# INSTRUÇÕES
#1 Segundo o texto sobre crimes contra o patrimônio, em quantos capítulos o Código Penal divide esses crimes desde 1940?
#2 Extraia do texto sobre crimes contra o patrimônio, sem qualquer alteração, o trecho que começa em "Heleno Cláudio Fragoso ensina" e termina em "diminuição da pena.", incluindo essas palavras.

# TRECHO
* * * * * * *
Patrimônio, segundo Heleno Cláudio Fragoso, é "um complexo de ações jurídicas apreciáveis em dinheiro, ou que tenha valor econômico, concebidos como uma universalidade de direitos, ou seja, uma unidade abstrata distinta dos elementos que a compõe, conceito que é próprio do direito privado". [12] Em uma concepção civilista, é a "constituição econômica da pessoa natural e jurídica". [13] Pode-se, portanto, concluir que "não há crime patrimonial sem lesão de interesse economicamente apreciável". [14]

Qualquer que seja o conteúdo que se possa emprestar a noção de patrimônio, o certo é que a tutela penal à disponibilidade patrimonial é tão antiga quanto o aparecimento da propriedade privada. Assim, o furto foi previsto e incriminado "em textos antiqüíssimos do direito romano" [15], bem como o estelionato que também surgiu na clássica época romana no século II da nossa era.

Heleno Cláudio Fragoso ensina que a "longa evolução histórica permite que estes crimes tenham atingido, na doutrina do direito penal, um grau notável de acabamento". [16] Embora o direito penal se apresente como autônomo e constitutivo "nesta parte dos crimes patrimoniais o direito penal aparece nitidamente como critério sancionatório, no sentido de proporcionar a sanção penal a certos direitos estabelecidos pelo direito privado". [17]

Desde 1940, a parte especial do nosso Código Penal subdivide os crimes contra o patrimônio em sete capítulos, que deliberam sobre o furto, o roubo e a extorsão, a usurpação, o dano, a apropriação indébita, o estelionato e outras fraudes e a receptação, distribuídos em trinta e quatro tipos penais distintos, além de inúmeras circunstâncias que qualificam o delito, contribuindo para o aumento ou diminuição da pena.

Nesse universo repressivo, encontramos penas que variam o seu mínimo de 15 dias, no caso do crime de outras fraudes, previsto pelo art. 176, para o mínimo de 20 anos, quando ocorre o roubo seguido de morte, disposto na segunda parte do §3º do art. 157. Podemos encontrar também todas as três possibilidades de se iniciar uma ação penal: a incondicionada, a condicionada à representação e a privada, além das causas que se encontram inserida no Capítulo VIII que regula as disposições gerais.
* * * * * * *
# DADOS DISPONÍVEIS
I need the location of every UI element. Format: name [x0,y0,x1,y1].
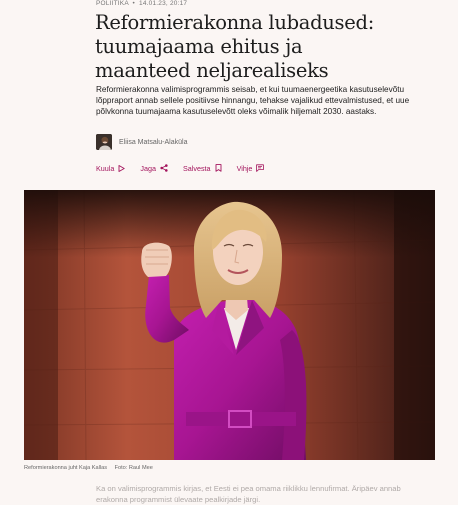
* * * * * * *
# RESPOSTAS ESPERADAS
#1 Em sete capítulos.

#2
Heleno Cláudio Fragoso ensina que a "longa evolução histórica permite que estes crimes tenham atingido, na doutrina do direito penal, um grau notável de acabamento". [16] Embora o direito penal se apresente como autônomo e constitutivo "nesta parte dos crimes patrimoniais o direito penal aparece nitidamente como critério sancionatório, no sentido de proporcionar a sanção penal a certos direitos estabelecidos pelo direito privado". [17]

Desde 1940, a parte especial do nosso Código Penal subdivide os crimes contra o patrimônio em sete capítulos, que deliberam sobre o furto, o roubo e a extorsão, a usurpação, o dano, a apropriação indébita, o estelionato e outras fraudes e a receptação, distribuídos em trinta e quatro tipos penais distintos, além de inúmeras circunstâncias que qualificam o delito, contribuindo para o aumento ou diminuição da pena.